Exercise directions: The answer must be the complete listing, copied exactly.

Material provided:
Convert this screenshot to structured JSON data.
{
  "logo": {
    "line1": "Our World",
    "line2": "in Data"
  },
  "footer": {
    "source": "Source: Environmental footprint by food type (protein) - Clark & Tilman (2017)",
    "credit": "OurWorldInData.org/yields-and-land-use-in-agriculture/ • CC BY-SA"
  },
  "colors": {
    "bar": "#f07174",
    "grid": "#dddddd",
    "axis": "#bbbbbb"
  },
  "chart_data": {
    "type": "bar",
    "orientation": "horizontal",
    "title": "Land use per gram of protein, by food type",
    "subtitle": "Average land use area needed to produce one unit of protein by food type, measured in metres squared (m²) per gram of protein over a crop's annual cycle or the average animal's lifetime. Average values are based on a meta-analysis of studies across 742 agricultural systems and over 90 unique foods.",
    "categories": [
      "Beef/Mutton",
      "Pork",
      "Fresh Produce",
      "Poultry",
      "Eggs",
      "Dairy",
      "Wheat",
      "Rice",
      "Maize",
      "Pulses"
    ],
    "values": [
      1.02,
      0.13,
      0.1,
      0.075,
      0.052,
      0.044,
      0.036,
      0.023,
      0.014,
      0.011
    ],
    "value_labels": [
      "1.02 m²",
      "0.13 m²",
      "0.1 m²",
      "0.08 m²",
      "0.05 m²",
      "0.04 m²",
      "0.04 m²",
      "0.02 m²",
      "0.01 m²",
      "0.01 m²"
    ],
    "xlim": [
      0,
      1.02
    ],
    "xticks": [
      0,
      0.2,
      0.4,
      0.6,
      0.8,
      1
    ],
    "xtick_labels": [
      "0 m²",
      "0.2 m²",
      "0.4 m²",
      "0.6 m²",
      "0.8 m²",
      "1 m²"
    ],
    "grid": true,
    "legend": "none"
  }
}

Output:
Convert this screenshot to structured JSON data.
{
  "logo": {
    "line1": "Our World",
    "line2": "in Data"
  },
  "footer": {
    "source": "Source: Environmental footprint by food type (protein) - Clark & Tilman (2017)",
    "credit": "OurWorldInData.org/yields-and-land-use-in-agriculture/ • CC BY-SA"
  },
  "colors": {
    "bar": "#f07174",
    "grid": "#dddddd",
    "axis": "#bbbbbb"
  },
  "chart_data": {
    "type": "bar",
    "orientation": "horizontal",
    "title": "Land use per gram of protein, by food type",
    "subtitle": "Average land use area needed to produce one unit of protein by food type, measured in metres squared (m²) per gram of protein over a crop's annual cycle or the average animal's lifetime. Average values are based on a meta-analysis of studies across 742 agricultural systems and over 90 unique foods.",
    "categories": [
      "Beef/Mutton",
      "Pork",
      "Fresh Produce",
      "Poultry",
      "Eggs",
      "Dairy",
      "Wheat",
      "Rice",
      "Maize",
      "Pulses"
    ],
    "values": [
      1.02,
      0.13,
      0.1,
      0.075,
      0.052,
      0.044,
      0.036,
      0.023,
      0.014,
      0.011
    ],
    "value_labels": [
      "1.02 m²",
      "0.13 m²",
      "0.1 m²",
      "0.08 m²",
      "0.05 m²",
      "0.04 m²",
      "0.04 m²",
      "0.02 m²",
      "0.01 m²",
      "0.01 m²"
    ],
    "xlim": [
      0,
      1.02
    ],
    "xticks": [
      0,
      0.2,
      0.4,
      0.6,
      0.8,
      1
    ],
    "xtick_labels": [
      "0 m²",
      "0.2 m²",
      "0.4 m²",
      "0.6 m²",
      "0.8 m²",
      "1 m²"
    ],
    "grid": true,
    "legend": "none"
  }
}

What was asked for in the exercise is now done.